Aim of the task: From the listing below, pull each line that includes "chuyên".

Dataset excerpts:
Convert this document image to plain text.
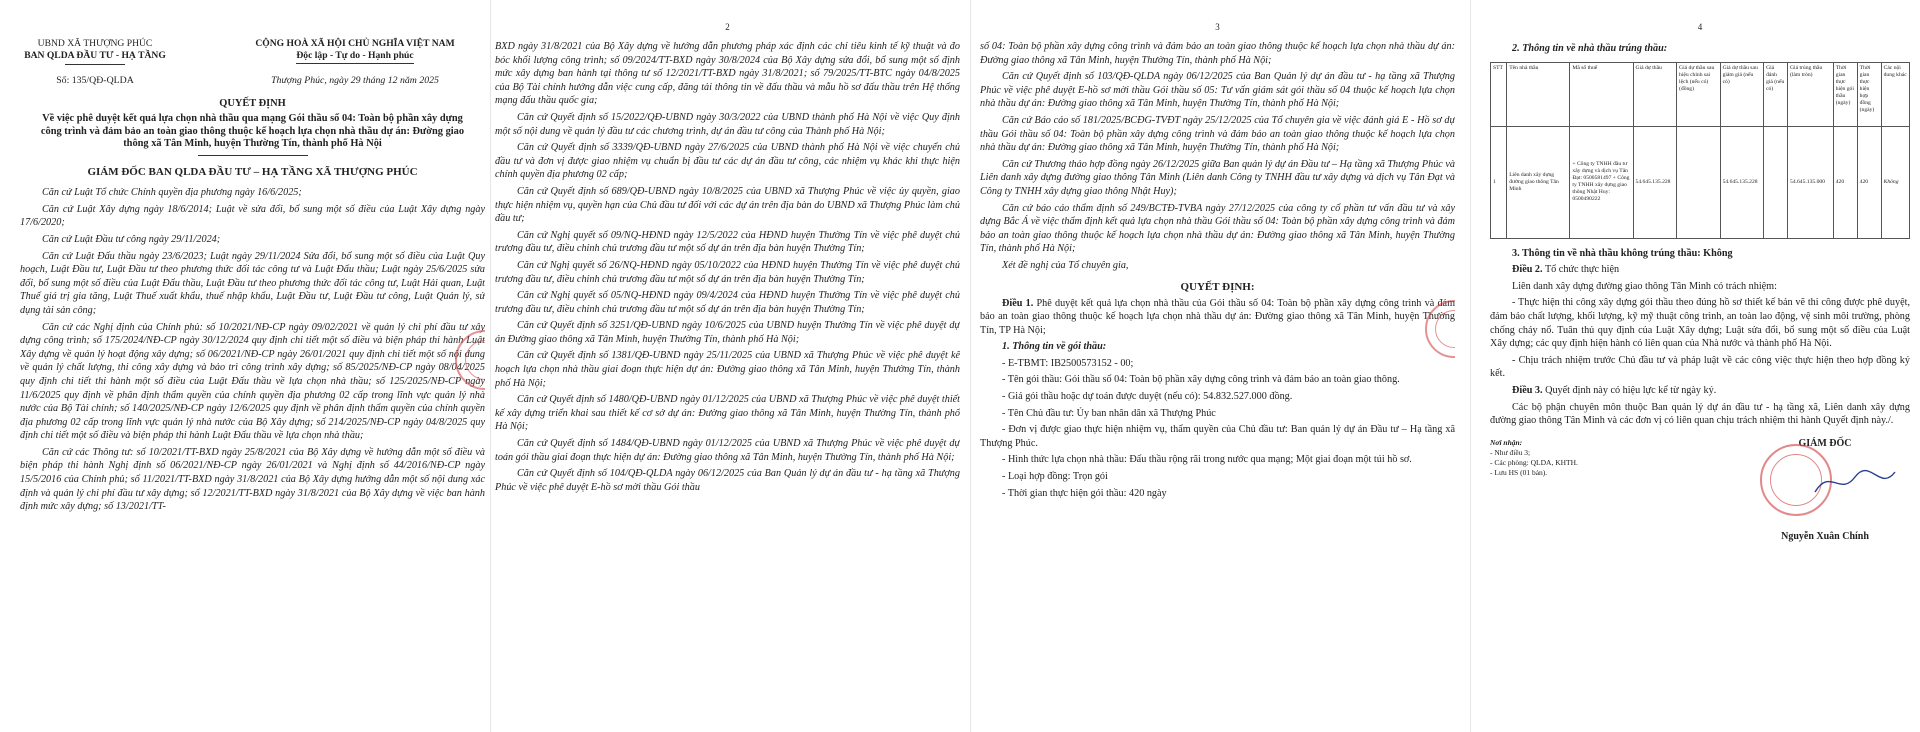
UBND XÃ THƯỢNG PHÚC
BAN QLDA ĐẦU TƯ - HẠ TẦNG
CỘNG HOÀ XÃ HỘI CHỦ NGHĨA VIỆT NAM
Độc lập - Tự do - Hạnh phúc
Số: 135/QĐ-QLDA	Thượng Phúc, ngày 29 tháng 12 năm 2025
QUYẾT ĐỊNH
Về việc phê duyệt kết quả lựa chọn nhà thầu qua mạng Gói thầu số 04: Toàn bộ phần xây dựng công trình và đảm bảo an toàn giao thông thuộc kế hoạch lựa chọn nhà thầu dự án: Đường giao thông xã Tân Minh, huyện Thường Tín, thành phố Hà Nội
GIÁM ĐỐC BAN QLDA ĐẦU TƯ – HẠ TẦNG XÃ THƯỢNG PHÚC

Căn cứ Luật Tổ chức Chính quyền địa phương ngày 16/6/2025;

Căn cứ Luật Xây dựng ngày 18/6/2014; Luật về sửa đổi, bổ sung một số điều của Luật Xây dựng ngày 17/6/2020;

Căn cứ Luật Đầu tư công ngày 29/11/2024;

Căn cứ Luật Đấu thầu ngày 23/6/2023; Luật ngày 29/11/2024 Sửa đổi, bổ sung một số điều của Luật Quy hoạch, Luật Đầu tư, Luật Đầu tư theo phương thức đối tác công tư và Luật Đấu thầu; Luật ngày 25/6/2025 sửa đổi, bổ sung một số điều của Luật Đấu thầu, Luật Đầu tư theo phương thức đối tác công tư, Luật Hải quan, Luật Thuế giá trị gia tăng, Luật Thuế xuất khẩu, thuế nhập khẩu, Luật Đầu tư, Luật Đầu tư công, Luật Quản lý, sử dụng tài sản công;

Căn cứ các Nghị định của Chính phủ: số 10/2021/NĐ-CP ngày 09/02/2021 về quản lý chi phí đầu tư xây dựng công trình; số 175/2024/NĐ-CP ngày 30/12/2024 quy định chi tiết một số điều và biện pháp thi hành Luật Xây dựng về quản lý hoạt động xây dựng; số 06/2021/NĐ-CP ngày 26/01/2021 quy định chi tiết một số nội dung về quản lý chất lượng, thi công xây dựng và bảo trì công trình xây dựng; số 85/2025/NĐ-CP ngày 08/04/2025 quy định chi tiết thi hành một số điều của Luật Đấu thầu về lựa chọn nhà thầu; số 125/2025/NĐ-CP ngày 11/6/2025 quy định về phân định thẩm quyền của chính quyền địa phương 02 cấp trong lĩnh vực quản lý nhà nước của Bộ Tài chính; số 140/2025/NĐ-CP ngày 12/6/2025 quy định về phân định thẩm quyền của chính quyền địa phương 02 cấp trong lĩnh vực quản lý nhà nước của Bộ Xây dựng; số 214/2025/NĐ-CP ngày 04/8/2025 quy định chi tiết một số điều và biện pháp thi hành Luật Đấu thầu về lựa chọn nhà thầu;

Căn cứ các Thông tư: số 10/2021/TT-BXD ngày 25/8/2021 của Bộ Xây dựng về hướng dẫn một số điều và biện pháp thi hành Nghị định số 06/2021/NĐ-CP ngày 26/01/2021 và Nghị định số 44/2016/NĐ-CP ngày 15/5/2016 của Chính phủ; số 11/2021/TT-BXD ngày 31/8/2021 của Bộ Xây dựng hướng dẫn một số nội dung xác định và quản lý chi phí đầu tư xây dựng; số 12/2021/TT-BXD ngày 31/8/2021 của Bộ Xây dựng về việc ban hành định mức xây dựng; số 13/2021/TT-

2

BXD ngày 31/8/2021 của Bộ Xây dựng về hướng dẫn phương pháp xác định các chỉ tiêu kinh tế kỹ thuật và đo bóc khối lượng công trình; số 09/2024/TT-BXD ngày 30/8/2024 của Bộ Xây dựng sửa đổi, bổ sung một số định mức xây dựng ban hành tại thông tư số 12/2021/TT-BXD ngày 31/8/2021; số 79/2025/TT-BTC ngày 04/8/2025 của Bộ Tài chính hướng dẫn việc cung cấp, đăng tải thông tin về đấu thầu và mẫu hồ sơ đấu thầu trên Hệ thống mạng đấu thầu quốc gia;

Căn cứ Quyết định số 15/2022/QĐ-UBND ngày 30/3/2022 của UBND thành phố Hà Nội về việc Quy định một số nội dung về quản lý đầu tư các chương trình, dự án đầu tư công của Thành phố Hà Nội;

Căn cứ Quyết định số 3339/QĐ-UBND ngày 27/6/2025 của UBND thành phố Hà Nội về việc chuyển chủ đầu tư và đơn vị được giao nhiệm vụ chuẩn bị đầu tư các dự án đầu tư công, các nhiệm vụ khác khi thực hiện chính quyền địa phương 02 cấp;

Căn cứ Quyết định số 689/QĐ-UBND ngày 10/8/2025 của UBND xã Thượng Phúc về việc ủy quyền, giao thực hiện nhiệm vụ, quyền hạn của Chủ đầu tư đối với các dự án trên địa bàn do UBND xã Thượng Phúc làm chủ đầu tư;

Căn cứ Nghị quyết số 09/NQ-HĐND ngày 12/5/2022 của HĐND huyện Thường Tín về việc phê duyệt chủ trương đầu tư, điều chỉnh chủ trương đầu tư một số dự án trên địa bàn huyện Thường Tín;

Căn cứ Nghị quyết số 26/NQ-HĐND ngày 05/10/2022 của HĐND huyện Thường Tín về việc phê duyệt chủ trương đầu tư, điều chỉnh chủ trương đầu tư một số dự án trên địa bàn huyện Thường Tín;

Căn cứ Nghị quyết số 05/NQ-HĐND ngày 09/4/2024 của HĐND huyện Thường Tín về việc phê duyệt chủ trương đầu tư, điều chỉnh chủ trương đầu tư một số dự án trên địa bàn huyện Thường Tín;

Căn cứ Quyết định số 3251/QĐ-UBND ngày 10/6/2025 của UBND huyện Thường Tín về việc phê duyệt dự án Đường giao thông xã Tân Minh, huyện Thường Tín, thành phố Hà Nội;

Căn cứ Quyết định số 1381/QĐ-UBND ngày 25/11/2025 của UBND xã Thượng Phúc về việc phê duyệt kế hoạch lựa chọn nhà thầu giai đoạn thực hiện dự án: Đường giao thông xã Tân Minh, huyện Thường Tín, thành phố Hà Nội;

Căn cứ Quyết định số 1480/QĐ-UBND ngày 01/12/2025 của UBND xã Thượng Phúc về việc phê duyệt thiết kế xây dựng triển khai sau thiết kế cơ sở dự án: Đường giao thông xã Tân Minh, huyện Thường Tín, thành phố Hà Nội;

Căn cứ Quyết định số 1484/QĐ-UBND ngày 01/12/2025 của UBND xã Thượng Phúc về việc phê duyệt dự toán gói thầu giai đoạn thực hiện dự án: Đường giao thông xã Tân Minh, huyện Thường Tín, thành phố Hà Nội;

Căn cứ Quyết định số 104/QĐ-QLDA ngày 06/12/2025 của Ban Quản lý dự án đầu tư - hạ tầng xã Thượng Phúc về việc phê duyệt E-hồ sơ mời thầu Gói thầu

3

số 04: Toàn bộ phần xây dựng công trình và đảm bảo an toàn giao thông thuộc kế hoạch lựa chọn nhà thầu dự án: Đường giao thông xã Tân Minh, huyện Thường Tín, thành phố Hà Nội;

Căn cứ Quyết định số 103/QĐ-QLDA ngày 06/12/2025 của Ban Quản lý dự án đầu tư - hạ tầng xã Thượng Phúc về việc phê duyệt E-hồ sơ mời thầu Gói thầu số 05: Tư vấn giám sát gói thầu số 04 thuộc kế hoạch lựa chọn nhà thầu dự án: Đường giao thông xã Tân Minh, huyện Thường Tín, thành phố Hà Nội;

Căn cứ Báo cáo số 181/2025/BCĐG-TVĐT ngày 25/12/2025 của Tổ chuyên gia về việc đánh giá E - Hồ sơ dự thầu Gói thầu số 04: Toàn bộ phần xây dựng công trình và đảm bảo an toàn giao thông thuộc kế hoạch lựa chọn nhà thầu dự án: Đường giao thông xã Tân Minh, huyện Thường Tín, thành phố Hà Nội;

Căn cứ Thương thảo hợp đồng ngày 26/12/2025 giữa Ban quản lý dự án Đầu tư – Hạ tầng xã Thượng Phúc và Liên danh xây dựng đường giao thông Tân Minh (Liên danh Công ty TNHH đầu tư xây dựng và dịch vụ Tân Đạt và Công ty TNHH xây dựng giao thông Nhật Huy);

Căn cứ báo cáo thẩm định số 249/BCTĐ-TVBA ngày 27/12/2025 của công ty cổ phần tư vấn đầu tư và xây dựng Bắc Á về việc thẩm định kết quả lựa chọn nhà thầu Gói thầu số 04: Toàn bộ phần xây dựng công trình và đảm bảo an toàn giao thông thuộc kế hoạch lựa chọn nhà thầu dự án: Đường giao thông xã Tân Minh, huyện Thường Tín, thành phố Hà Nội;

Xét đề nghị của Tổ chuyên gia,

QUYẾT ĐỊNH:

Điều 1. Phê duyệt kết quả lựa chọn nhà thầu của Gói thầu số 04: Toàn bộ phần xây dựng công trình và đảm bảo an toàn giao thông thuộc kế hoạch lựa chọn nhà thầu dự án: Đường giao thông xã Tân Minh, huyện Thường Tín, TP Hà Nội;

1. Thông tin về gói thầu:

- E-TBMT: IB2500573152 - 00;

- Tên gói thầu: Gói thầu số 04: Toàn bộ phần xây dựng công trình và đảm bảo an toàn giao thông.

- Giá gói thầu hoặc dự toán được duyệt (nếu có): 54.832.527.000 đồng.

- Tên Chủ đầu tư: Ủy ban nhân dân xã Thượng Phúc

- Đơn vị được giao thực hiện nhiệm vụ, thẩm quyền của Chủ đầu tư: Ban quản lý dự án Đầu tư – Hạ tầng xã Thượng Phúc.

- Hình thức lựa chọn nhà thầu: Đấu thầu rộng rãi trong nước qua mạng; Một giai đoạn một túi hồ sơ.

- Loại hợp đồng: Trọn gói

- Thời gian thực hiện gói thầu: 420 ngày

4

2. Thông tin về nhà thầu trúng thầu:

STT	Tên nhà thầu	Mã số thuế	Giá dự thầu	Giá dự thầu sau hiệu chỉnh sai lệch (nếu có) (đồng)	Giá dự thầu sau giảm giá (nếu có)	Giá đánh giá (nếu có)	Giá trúng thầu (làm tròn)	Thời gian thực hiện gói thầu (ngày)	Thời gian thực hiện hợp đồng (ngày)	Các nội dung khác
1	Liên danh xây dựng đường giao thông Tân Minh	+ Công ty TNHH đầu tư xây dựng và dịch vụ Tân Đạt: 0500581497 + Công ty TNHH xây dựng giao thông Nhật Huy: 0500490222	54.645.135.228		54.645.135.228		54.645.135.000	420	420	Không

3. Thông tin về nhà thầu không trúng thầu: Không

Điều 2. Tổ chức thực hiện

Liên danh xây dựng đường giao thông Tân Minh có trách nhiệm:

- Thực hiện thi công xây dựng gói thầu theo đúng hồ sơ thiết kế bản vẽ thi công được phê duyệt, đảm bảo chất lượng, khối lượng, kỹ mỹ thuật công trình, an toàn lao động, vệ sinh môi trường, phòng chống cháy nổ. Tuân thủ quy định của Luật Xây dựng; Luật sửa đổi, bổ sung một số điều của Luật Xây dựng; các quy định hiện hành có liên quan của Nhà nước và thành phố Hà Nội.

- Chịu trách nhiệm trước Chủ đầu tư và pháp luật về các công việc thực hiện theo hợp đồng ký kết.

Điều 3. Quyết định này có hiệu lực kể từ ngày ký.

Các bộ phận chuyên môn thuộc Ban quản lý dự án đầu tư - hạ tầng xã, Liên danh xây dựng đường giao thông Tân Minh và các đơn vị có liên quan chịu trách nhiệm thi hành Quyết định này./.

Nơi nhận:
- Như điều 3;
- Các phòng: QLDA, KHTH.
- Lưu HS (01 bản).
GIÁM ĐỐC
Nguyễn Xuân Chính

Answer to the exercise:
Căn cứ Báo cáo số 181/2025/BCĐG-TVĐT ngày 25/12/2025 của Tổ chuyên gia về việc đánh giá E - Hồ sơ dự thầu Gói thầu số 04: Toàn bộ phần xây dựng công trình và đảm bảo an toàn giao thông thuộc kế hoạch lựa chọn nhà thầu dự án: Đường giao thông xã Tân Minh, huyện Thường Tín, thành phố Hà Nội;
Xét đề nghị của Tổ chuyên gia,
Các bộ phận chuyên môn thuộc Ban quản lý dự án đầu tư - hạ tầng xã, Liên danh xây dựng đường giao thông Tân Minh và các đơn vị có liên quan chịu trách nhiệm thi hành Quyết định này./.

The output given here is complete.